= TO DO =
List each document introduced in the excerpt below by its title, along with the web address given for it.

= EXCERPT =
--*--

Decree against Profiteers http://chnm.gmu.edu/revolution/d/414/
In July 1793, faced with a restive populace angered by continuing shortages of food in Paris, the Convention followed the lead of the sections in blaming the high price of bread on “profiteers” in the countryside, who were taking advantage of their fellow citizens by charging abnormally high prices for grain. This decree, the first of a series of such condemnations by the Convention, responded to the notion that manipulation of the marketplace for the purpose of self–enrichment was contrary to morality and to law because it harmed fellow citizens and thus undermined the liberty of all.
Rights for Women:
“Petition of Women of the Third Estate to the King” (1 January 1789) http://chnm.gmu.edu/revolution/d/472/
Little is known about women’s grievances or feelings in the months leading up to the meeting of the Estates–General. They did not have the right to meet as a group, draft grievances, or vote (except in isolated individual instances) in the preparatory elections. Nevertheless, some women did put their thoughts to paper, and though little evidence exists about the circumstances or the identities of those involved, the few documents offering their views bear witness to their concerns in this time of ferment. In this document working women addressed the King in respectful terms and carefully insisted that they did not wish to overturn men’s authority; they simply wanted the education and enlightenment that would make them better workers, better wives, and better mothers. The petitioners expressed their deep apprehensions about prostitution and the fear that they would be confused with them; like prostitutes, working women did not stay at home but necessarily entered the public sphere to make their livings. Most of all, however, the women wanted to be heard; they saw the opening created by the convocation of the Estates–General and hoped to make their own claims for inclusion in the promised reforms.
Olympe de Gouges, The Declaration of the Rights of Woman (September 1791) http://chnm.gmu.edu/revolution/d/293/
Marie Gouze (1748–93) was a self–educated butcher’s daughter from the south of France who, under the name Olympe de Gouges, wrote pamphlets and plays on a variety of issues, including slavery, which she attacked as being founded on greed and blind prejudice. In this pamphlet she provides a declaration of the rights of women to parallel the one for men, thus criticizing the deputies for having forgotten women. She addressed the pamphlet to the Queen, Marie Antoinette, though she also warned the Queen that she must work for the Revolution or risk destroying the monarchy altogether. In her postscript she denounced the customary treatment of women as objects easily abandoned. She appended to the declaration a sample form for a marriage contract that called for communal sharing of property. De Gouges went to the guillotine in 1793, condemned as a counterrevolutionary and denounced as an “unnatural” woman.
Women’s Petition to the National Assembly http://chnm.gmu.edu/revolution/d/629/
This petition was addressed to the National Assembly sometime after the October 1789 march of women on Versailles. The authors were clearly well acquainted with the Declaration of the Rights of Man and Citizen, as well as with the many prior publications about the historical accomplishments of celebrated women. They were also conversant with the concept of “genre” (gender), understood as society’s construction of sexual difference.

--*--

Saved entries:
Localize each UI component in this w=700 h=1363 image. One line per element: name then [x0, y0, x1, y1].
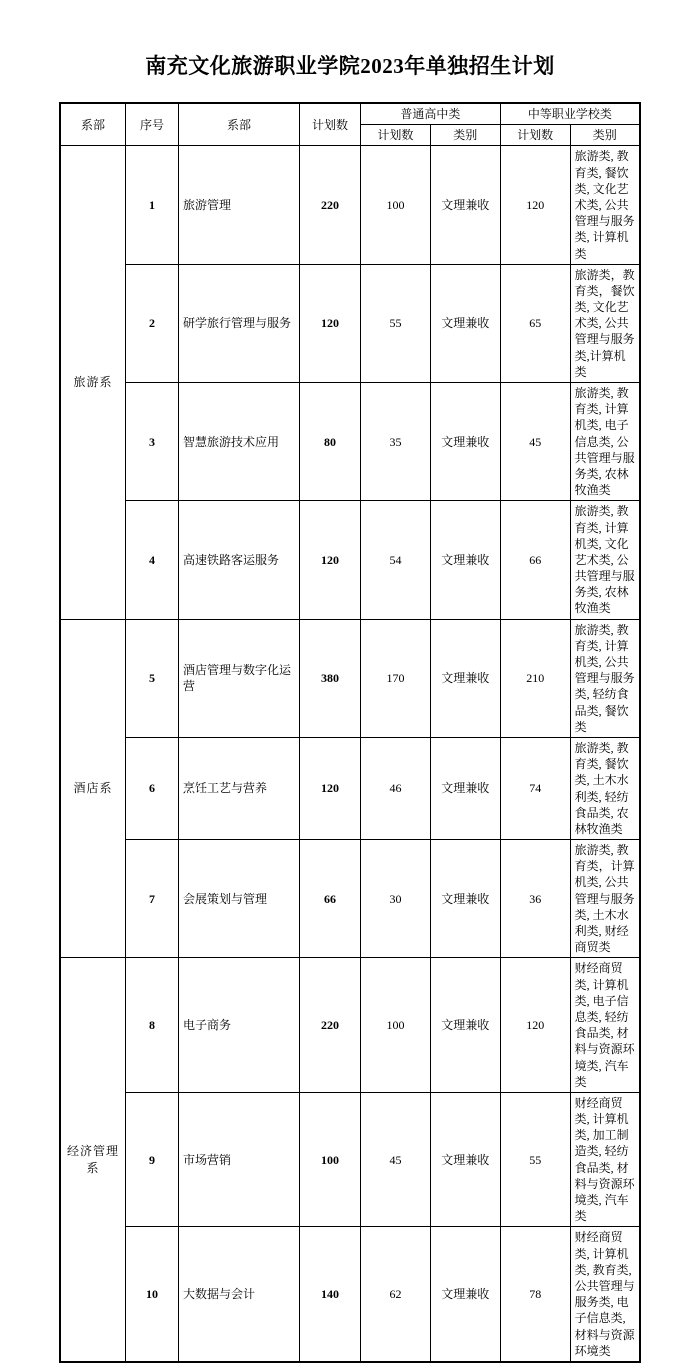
- row-plan-total: 120: [300, 264, 361, 382]
- row-vocational-plan: 74: [500, 737, 570, 839]
- row-vocational-category: 旅游类, 教育类, 计算机类, 电子信息类, 公共管理与服务类, 农林牧渔类: [570, 383, 640, 501]
- row-plan-total: 140: [300, 1227, 361, 1362]
- row-no: 7: [126, 840, 179, 958]
- table-body: [60, 146, 640, 1362]
- header-major: 系部: [179, 103, 300, 146]
- row-major-name: 智慧旅游技术应用: [179, 383, 300, 501]
- row-no: 4: [126, 501, 179, 619]
- row-vocational-category: 旅游类, 教育类, 餐饮类, 文化艺术类, 公共管理与服务类, 计算机类: [570, 146, 640, 264]
- row-vocational-category: 财经商贸类, 计算机类, 加工制造类, 轻纺食品类, 材料与资源环境类, 汽车类: [570, 1092, 640, 1227]
- row-vocational-category: 旅游类, 教育类, 计算机类, 公共管理与服务类, 轻纺食品类, 餐饮类: [570, 619, 640, 737]
- header-general-category: 类别: [430, 125, 500, 146]
- row-vocational-category: 旅游类，教育类，餐饮类, 文化艺术类, 公共管理与服务类,计算机类: [570, 264, 640, 382]
- row-general-plan: 55: [361, 264, 431, 382]
- row-major-name: 会展策划与管理: [179, 840, 300, 958]
- row-general-category: 文理兼收: [430, 264, 500, 382]
- header-group-general: 普通高中类: [361, 103, 501, 125]
- header-general-plan: 计划数: [361, 125, 431, 146]
- row-general-category: 文理兼收: [430, 383, 500, 501]
- row-vocational-plan: 78: [500, 1227, 570, 1362]
- dept-cell: 酒店系: [60, 619, 126, 958]
- row-general-plan: 46: [361, 737, 431, 839]
- row-major-name: 高速铁路客运服务: [179, 501, 300, 619]
- row-plan-total: 220: [300, 146, 361, 264]
- dept-cell: 旅游系: [60, 146, 126, 619]
- row-vocational-category: 财经商贸类, 计算机类, 电子信息类, 轻纺食品类, 材料与资源环境类, 汽车类: [570, 958, 640, 1093]
- page-title: 南充文化旅游职业学院2023年单独招生计划: [145, 54, 555, 78]
- row-general-plan: 54: [361, 501, 431, 619]
- header-vocational-plan: 计划数: [500, 125, 570, 146]
- row-major-name: 电子商务: [179, 958, 300, 1093]
- enrollment-plan-table: [59, 102, 641, 1363]
- table-row: [60, 264, 640, 382]
- header-dept: 系部: [60, 103, 126, 146]
- row-general-category: 文理兼收: [430, 619, 500, 737]
- row-no: 8: [126, 958, 179, 1093]
- row-vocational-plan: 66: [500, 501, 570, 619]
- row-no: 10: [126, 1227, 179, 1362]
- table-header: [60, 103, 640, 146]
- row-no: 6: [126, 737, 179, 839]
- row-no: 9: [126, 1092, 179, 1227]
- table-row: [60, 146, 640, 264]
- row-plan-total: 80: [300, 383, 361, 501]
- row-general-plan: 30: [361, 840, 431, 958]
- row-general-plan: 35: [361, 383, 431, 501]
- row-vocational-category: 旅游类, 教育类, 餐饮类, 土木水利类, 轻纺食品类, 农林牧渔类: [570, 737, 640, 839]
- dept-cell: 经济管理系: [60, 958, 126, 1362]
- row-major-name: 酒店管理与数字化运营: [179, 619, 300, 737]
- header-no: 序号: [126, 103, 179, 146]
- table-row: [60, 1227, 640, 1362]
- table-row: [60, 383, 640, 501]
- row-general-category: 文理兼收: [430, 146, 500, 264]
- row-major-name: 大数据与会计: [179, 1227, 300, 1362]
- row-major-name: 旅游管理: [179, 146, 300, 264]
- header-vocational-category: 类别: [570, 125, 640, 146]
- header-row-1: [60, 103, 640, 125]
- table-row: [60, 840, 640, 958]
- row-vocational-plan: 55: [500, 1092, 570, 1227]
- row-no: 3: [126, 383, 179, 501]
- table-row: [60, 958, 640, 1093]
- table-row: [60, 1092, 640, 1227]
- row-general-category: 文理兼收: [430, 1227, 500, 1362]
- header-plan-total: 计划数: [300, 103, 361, 146]
- row-general-category: 文理兼收: [430, 501, 500, 619]
- row-no: 1: [126, 146, 179, 264]
- row-general-category: 文理兼收: [430, 737, 500, 839]
- row-major-name: 烹饪工艺与营养: [179, 737, 300, 839]
- row-general-plan: 100: [361, 958, 431, 1093]
- row-general-plan: 45: [361, 1092, 431, 1227]
- row-general-plan: 170: [361, 619, 431, 737]
- row-vocational-plan: 120: [500, 146, 570, 264]
- row-vocational-plan: 65: [500, 264, 570, 382]
- row-plan-total: 120: [300, 501, 361, 619]
- row-vocational-category: 旅游类, 教育类, 计算机类, 文化艺术类, 公共管理与服务类, 农林牧渔类: [570, 501, 640, 619]
- row-vocational-plan: 36: [500, 840, 570, 958]
- row-vocational-plan: 45: [500, 383, 570, 501]
- row-vocational-plan: 120: [500, 958, 570, 1093]
- row-major-name: 市场营销: [179, 1092, 300, 1227]
- row-no: 5: [126, 619, 179, 737]
- row-plan-total: 66: [300, 840, 361, 958]
- row-plan-total: 220: [300, 958, 361, 1093]
- row-general-plan: 62: [361, 1227, 431, 1362]
- row-vocational-plan: 210: [500, 619, 570, 737]
- row-major-name: 研学旅行管理与服务: [179, 264, 300, 382]
- document-page: [0, 50, 700, 1358]
- row-no: 2: [126, 264, 179, 382]
- row-general-category: 文理兼收: [430, 958, 500, 1093]
- row-plan-total: 380: [300, 619, 361, 737]
- table-row: [60, 737, 640, 839]
- row-general-plan: 100: [361, 146, 431, 264]
- row-vocational-category: 财经商贸类, 计算机类, 教育类, 公共管理与服务类, 电子信息类, 材料与资源环境类: [570, 1227, 640, 1362]
- row-general-category: 文理兼收: [430, 1092, 500, 1227]
- table-row: [60, 501, 640, 619]
- row-vocational-category: 旅游类, 教育类，计算机类, 公共管理与服务类, 土木水利类, 财经商贸类: [570, 840, 640, 958]
- header-group-vocational: 中等职业学校类: [500, 103, 640, 125]
- row-plan-total: 100: [300, 1092, 361, 1227]
- row-general-category: 文理兼收: [430, 840, 500, 958]
- table-row: [60, 619, 640, 737]
- row-plan-total: 120: [300, 737, 361, 839]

--*--

= THE ANSWER =
- Decree against Profiteers: http://chnm.gmu.edu/revolution/d/414/
- Petition of Women of the Third Estate to the King: http://chnm.gmu.edu/revolution/d/472/
- The Declaration of the Rights of Woman: http://chnm.gmu.edu/revolution/d/293/
- Women's Petition to the National Assembly: http://chnm.gmu.edu/revolution/d/629/